EXERCISE DETAILS
Leave out every picture, then transcribe the rest of the listing exactly.

++++ DATA TO PROCESS ++++

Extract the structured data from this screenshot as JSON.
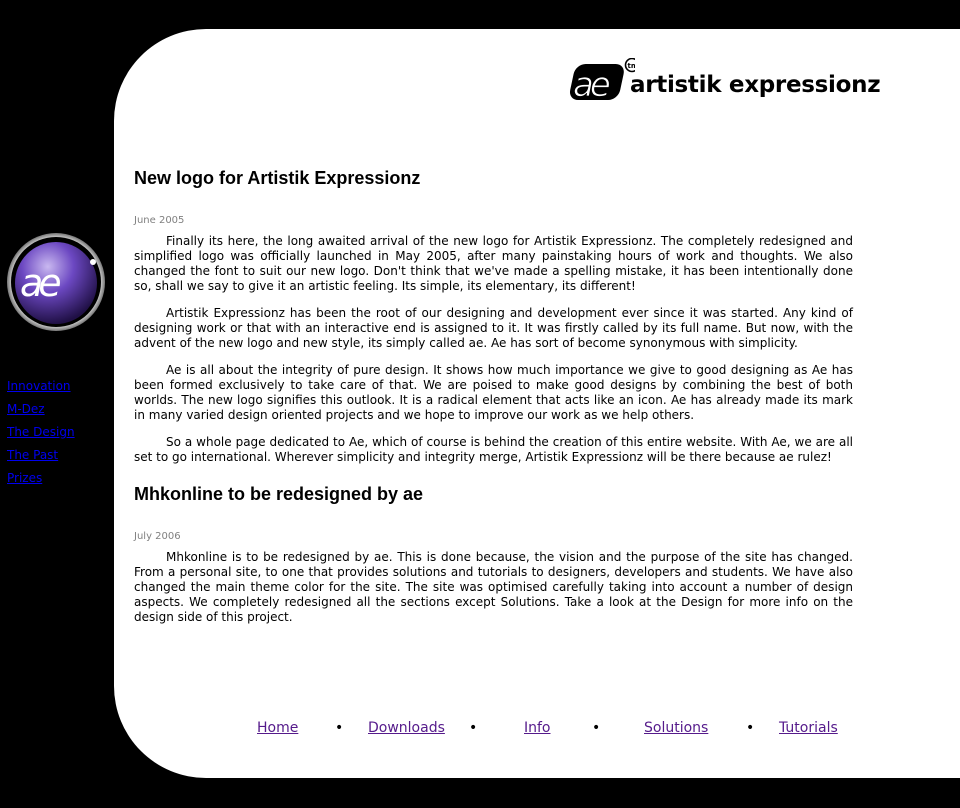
{
  "brand": {
    "logo_text": "artistik expressionz",
    "logo_mark": "ae",
    "tm": "tm"
  },
  "sidebar": {
    "links": [
      {
        "label": "Innovation"
      },
      {
        "label": "M-Dez"
      },
      {
        "label": "The Design"
      },
      {
        "label": "The Past"
      },
      {
        "label": "Prizes"
      }
    ]
  },
  "articles": [
    {
      "title": "New logo for Artistik Expressionz",
      "date": "June 2005",
      "paragraphs": [
        "Finally its here, the long awaited arrival of the new logo for Artistik Expressionz. The completely redesigned and simplified logo was officially launched in May 2005, after many painstaking hours of work and thoughts. We also changed the font to suit our new logo. Don't think that we've made a spelling mistake, it has been intentionally done so, shall we say to give it an artistic feeling. Its simple, its elementary, its different!",
        "Artistik Expressionz has been the root of our designing and development ever since it was started. Any kind of designing work or that with an interactive end is assigned to it. It was firstly called by its full name. But now, with the advent of the new logo and new style, its simply called ae. Ae has sort of become synonymous with simplicity.",
        "Ae is all about  the integrity of pure design. It shows how much importance we give to good designing as Ae has been formed exclusively to take care of that. We are poised to make good designs by combining the best of both worlds. The new logo signifies this outlook. It is a radical element that acts like an icon. Ae has already made its mark in many varied design oriented projects and we hope to improve our work as we help others.",
        "So a whole page dedicated to Ae, which of course is behind the creation of this entire website. With  Ae, we are all set to go international. Wherever simplicity and integrity merge, Artistik Expressionz will be there because ae rulez!"
      ]
    },
    {
      "title": "Mhkonline to be redesigned by ae",
      "date": "July 2006",
      "paragraphs": [
        "Mhkonline is to be redesigned by ae. This is done because, the vision and the purpose of the site has changed. From a personal site, to one that provides solutions and tutorials to designers, developers and students. We have also changed the main theme color for the site. The site was optimised carefully taking into account a number of design aspects. We completely redesigned all the sections except Solutions. Take a look at the Design for more info on the design side of this project."
      ]
    }
  ],
  "footer_nav": {
    "links": [
      {
        "label": "Home"
      },
      {
        "label": "Downloads"
      },
      {
        "label": "Info"
      },
      {
        "label": "Solutions"
      },
      {
        "label": "Tutorials"
      }
    ],
    "separator": "•"
  },
  "colors": {
    "background": "#000000",
    "panel": "#ffffff",
    "link_unvisited": "#0000ee",
    "link_visited": "#551a8b",
    "date": "#808080",
    "orb": "#5b3aa8"
  },
  "icons": {
    "logo": "ae-logo-mark-icon",
    "sidebar_orb": "ae-orb-icon"
  }
}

++++

EXPECTED ANSWER
Extract the structured data from this screenshot as JSON.
{
  "brand": {
    "logo_text": "artistik expressionz",
    "logo_mark": "ae",
    "tm": "tm"
  },
  "sidebar": {
    "links": [
      {
        "label": "Innovation"
      },
      {
        "label": "M-Dez"
      },
      {
        "label": "The Design"
      },
      {
        "label": "The Past"
      },
      {
        "label": "Prizes"
      }
    ]
  },
  "articles": [
    {
      "title": "New logo for Artistik Expressionz",
      "date": "June 2005",
      "paragraphs": [
        "Finally its here, the long awaited arrival of the new logo for Artistik Expressionz. The completely redesigned and simplified logo was officially launched in May 2005, after many painstaking hours of work and thoughts. We also changed the font to suit our new logo. Don't think that we've made a spelling mistake, it has been intentionally done so, shall we say to give it an artistic feeling. Its simple, its elementary, its different!",
        "Artistik Expressionz has been the root of our designing and development ever since it was started. Any kind of designing work or that with an interactive end is assigned to it. It was firstly called by its full name. But now, with the advent of the new logo and new style, its simply called ae. Ae has sort of become synonymous with simplicity.",
        "Ae is all about  the integrity of pure design. It shows how much importance we give to good designing as Ae has been formed exclusively to take care of that. We are poised to make good designs by combining the best of both worlds. The new logo signifies this outlook. It is a radical element that acts like an icon. Ae has already made its mark in many varied design oriented projects and we hope to improve our work as we help others.",
        "So a whole page dedicated to Ae, which of course is behind the creation of this entire website. With  Ae, we are all set to go international. Wherever simplicity and integrity merge, Artistik Expressionz will be there because ae rulez!"
      ]
    },
    {
      "title": "Mhkonline to be redesigned by ae",
      "date": "July 2006",
      "paragraphs": [
        "Mhkonline is to be redesigned by ae. This is done because, the vision and the purpose of the site has changed. From a personal site, to one that provides solutions and tutorials to designers, developers and students. We have also changed the main theme color for the site. The site was optimised carefully taking into account a number of design aspects. We completely redesigned all the sections except Solutions. Take a look at the Design for more info on the design side of this project."
      ]
    }
  ],
  "footer_nav": {
    "links": [
      {
        "label": "Home"
      },
      {
        "label": "Downloads"
      },
      {
        "label": "Info"
      },
      {
        "label": "Solutions"
      },
      {
        "label": "Tutorials"
      }
    ],
    "separator": "•"
  },
  "colors": {
    "background": "#000000",
    "panel": "#ffffff",
    "link_unvisited": "#0000ee",
    "link_visited": "#551a8b",
    "date": "#808080",
    "orb": "#5b3aa8"
  },
  "icons": {
    "logo": "ae-logo-mark-icon",
    "sidebar_orb": "ae-orb-icon"
  }
}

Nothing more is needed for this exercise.